» DATA TO PROCESS
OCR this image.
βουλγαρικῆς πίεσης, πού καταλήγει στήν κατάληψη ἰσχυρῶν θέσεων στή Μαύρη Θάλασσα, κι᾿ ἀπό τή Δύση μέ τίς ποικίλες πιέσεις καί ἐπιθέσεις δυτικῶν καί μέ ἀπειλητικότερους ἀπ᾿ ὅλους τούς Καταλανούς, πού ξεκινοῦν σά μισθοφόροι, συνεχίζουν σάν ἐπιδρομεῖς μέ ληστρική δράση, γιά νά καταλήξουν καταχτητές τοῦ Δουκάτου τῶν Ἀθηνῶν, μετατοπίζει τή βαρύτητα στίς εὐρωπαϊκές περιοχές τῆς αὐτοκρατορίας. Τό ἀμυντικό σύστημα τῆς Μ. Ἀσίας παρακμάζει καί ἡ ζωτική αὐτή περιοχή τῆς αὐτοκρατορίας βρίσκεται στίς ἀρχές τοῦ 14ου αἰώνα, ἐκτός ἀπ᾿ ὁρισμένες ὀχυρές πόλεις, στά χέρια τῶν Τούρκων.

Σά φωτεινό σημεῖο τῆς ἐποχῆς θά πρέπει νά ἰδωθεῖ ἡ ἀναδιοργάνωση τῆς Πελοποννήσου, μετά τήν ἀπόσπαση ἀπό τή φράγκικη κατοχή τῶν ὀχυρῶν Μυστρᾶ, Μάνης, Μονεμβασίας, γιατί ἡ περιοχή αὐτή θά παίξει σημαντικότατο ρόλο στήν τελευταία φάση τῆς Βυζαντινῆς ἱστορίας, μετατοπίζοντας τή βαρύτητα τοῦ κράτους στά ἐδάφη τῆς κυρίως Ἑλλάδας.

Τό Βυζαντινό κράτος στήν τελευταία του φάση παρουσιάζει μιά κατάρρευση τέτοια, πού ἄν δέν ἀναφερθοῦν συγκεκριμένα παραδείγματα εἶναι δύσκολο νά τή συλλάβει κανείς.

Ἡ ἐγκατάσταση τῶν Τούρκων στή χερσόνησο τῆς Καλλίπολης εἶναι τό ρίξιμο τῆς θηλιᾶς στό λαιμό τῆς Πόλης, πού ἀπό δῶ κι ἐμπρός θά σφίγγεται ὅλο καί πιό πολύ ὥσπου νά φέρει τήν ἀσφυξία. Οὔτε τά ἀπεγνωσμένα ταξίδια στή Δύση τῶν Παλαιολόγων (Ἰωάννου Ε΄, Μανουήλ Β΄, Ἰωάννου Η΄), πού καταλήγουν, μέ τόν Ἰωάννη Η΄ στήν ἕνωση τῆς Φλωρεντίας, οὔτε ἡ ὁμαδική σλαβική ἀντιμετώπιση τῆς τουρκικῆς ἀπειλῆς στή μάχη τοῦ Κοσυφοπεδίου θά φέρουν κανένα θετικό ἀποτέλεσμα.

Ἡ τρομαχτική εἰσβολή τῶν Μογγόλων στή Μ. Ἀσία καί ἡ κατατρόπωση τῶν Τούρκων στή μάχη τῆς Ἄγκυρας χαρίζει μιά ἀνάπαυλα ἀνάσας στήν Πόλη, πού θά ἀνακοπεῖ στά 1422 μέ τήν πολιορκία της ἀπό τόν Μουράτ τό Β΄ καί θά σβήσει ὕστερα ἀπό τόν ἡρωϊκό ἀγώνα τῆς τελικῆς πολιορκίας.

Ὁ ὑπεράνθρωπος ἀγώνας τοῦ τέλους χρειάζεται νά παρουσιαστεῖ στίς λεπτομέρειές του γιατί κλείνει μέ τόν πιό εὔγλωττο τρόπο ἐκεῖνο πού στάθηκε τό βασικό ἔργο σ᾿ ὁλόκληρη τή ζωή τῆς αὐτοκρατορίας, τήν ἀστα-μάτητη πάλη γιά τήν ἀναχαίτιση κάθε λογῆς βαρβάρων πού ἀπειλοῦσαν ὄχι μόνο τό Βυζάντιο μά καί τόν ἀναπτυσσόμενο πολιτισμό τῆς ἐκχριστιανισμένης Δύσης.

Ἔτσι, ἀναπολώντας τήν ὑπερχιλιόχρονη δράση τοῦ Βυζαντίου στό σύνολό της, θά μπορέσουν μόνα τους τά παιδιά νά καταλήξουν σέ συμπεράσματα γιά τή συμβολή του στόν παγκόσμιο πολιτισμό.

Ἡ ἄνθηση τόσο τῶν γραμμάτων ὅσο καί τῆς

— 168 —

» WORK TO COMPLETE
Write out every line from the records above, word for word.

» EXERCISE OUTPUT
OCR this image.
βουλγαρικῆς πίεσης, πού καταλήγει στήν κατάληψη ἰσχυρῶν θέσεων στή Μαύρη Θάλασσα, κι᾿ ἀπό τή Δύση μέ τίς ποικίλες πιέσεις καί ἐπιθέσεις δυτικῶν καί μέ ἀπειλητικότερους ἀπ᾿ ὅλους τούς Καταλανούς, πού ξεκινοῦν σά μισθοφόροι, συνεχίζουν σάν ἐπιδρομεῖς μέ ληστρική δράση, γιά νά καταλήξουν καταχτητές τοῦ Δουκάτου τῶν Ἀθηνῶν, μετατοπίζει τή βαρύτητα στίς εὐρωπαϊκές περιοχές τῆς αὐτοκρατορίας. Τό ἀμυντικό σύστημα τῆς Μ. Ἀσίας παρακμάζει καί ἡ ζωτική αὐτή περιοχή τῆς αὐτοκρατορίας βρίσκεται στίς ἀρχές τοῦ 14ου αἰώνα, ἐκτός ἀπ᾿ ὁρισμένες ὀχυρές πόλεις, στά χέρια τῶν Τούρκων.

Σά φωτεινό σημεῖο τῆς ἐποχῆς θά πρέπει νά ἰδωθεῖ ἡ ἀναδιοργάνωση τῆς Πελοποννήσου, μετά τήν ἀπόσπαση ἀπό τή φράγκικη κατοχή τῶν ὀχυρῶν Μυστρᾶ, Μάνης, Μονεμβασίας, γιατί ἡ περιοχή αὐτή θά παίξει σημαντικότατο ρόλο στήν τελευταία φάση τῆς Βυζαντινῆς ἱστορίας, μετατοπίζοντας τή βαρύτητα τοῦ κράτους στά ἐδάφη τῆς κυρίως Ἑλλάδας.

Τό Βυζαντινό κράτος στήν τελευταία του φάση παρουσιάζει μιά κατάρρευση τέτοια, πού ἄν δέν ἀναφερθοῦν συγκεκριμένα παραδείγματα εἶναι δύσκολο νά τή συλλάβει κανείς.

Ἡ ἐγκατάσταση τῶν Τούρκων στή χερσόνησο τῆς Καλλίπολης εἶναι τό ρίξιμο τῆς θηλιᾶς στό λαιμό τῆς Πόλης, πού ἀπό δῶ κι ἐμπρός θά σφίγγεται ὅλο καί πιό πολύ ὥσπου νά φέρει τήν ἀσφυξία. Οὔτε τά ἀπεγνωσμένα ταξίδια στή Δύση τῶν Παλαιολόγων (Ἰωάννου Ε΄, Μανουήλ Β΄, Ἰωάννου Η΄), πού καταλήγουν, μέ τόν Ἰωάννη Η΄ στήν ἕνωση τῆς Φλωρεντίας, οὔτε ἡ ὁμαδική σλαβική ἀντιμετώπιση τῆς τουρκικῆς ἀπειλῆς στή μάχη τοῦ Κοσυφοπεδίου θά φέρουν κανένα θετικό ἀποτέλεσμα.

Ἡ τρομαχτική εἰσβολή τῶν Μογγόλων στή Μ. Ἀσία καί ἡ κατατρόπωση τῶν Τούρκων στή μάχη τῆς Ἄγκυρας χαρίζει μιά ἀνάπαυλα ἀνάσας στήν Πόλη, πού θά ἀνακοπεῖ στά 1422 μέ τήν πολιορκία της ἀπό τόν Μουράτ τό Β΄ καί θά σβήσει ὕστερα ἀπό τόν ἡρωϊκό ἀγώνα τῆς τελικῆς πολιορκίας.

Ὁ ὑπεράνθρωπος ἀγώνας τοῦ τέλους χρειάζεται νά παρουσιαστεῖ στίς λεπτομέρειές του γιατί κλείνει μέ τόν πιό εὔγλωττο τρόπο ἐκεῖνο πού στάθηκε τό βασικό ἔργο σ᾿ ὁλόκληρη τή ζωή τῆς αὐτοκρατορίας, τήν ἀστα-μάτητη πάλη γιά τήν ἀναχαίτιση κάθε λογῆς βαρβάρων πού ἀπειλοῦσαν ὄχι μόνο τό Βυζάντιο μά καί τόν ἀναπτυσσόμενο πολιτισμό τῆς ἐκχριστιανισμένης Δύσης.

Ἔτσι, ἀναπολώντας τήν ὑπερχιλιόχρονη δράση τοῦ Βυζαντίου στό σύνολό της, θά μπορέσουν μόνα τους τά παιδιά νά καταλήξουν σέ συμπεράσματα γιά τή συμβολή του στόν παγκόσμιο πολιτισμό.

Ἡ ἄνθηση τόσο τῶν γραμμάτων ὅσο καί τῆς

— 168 —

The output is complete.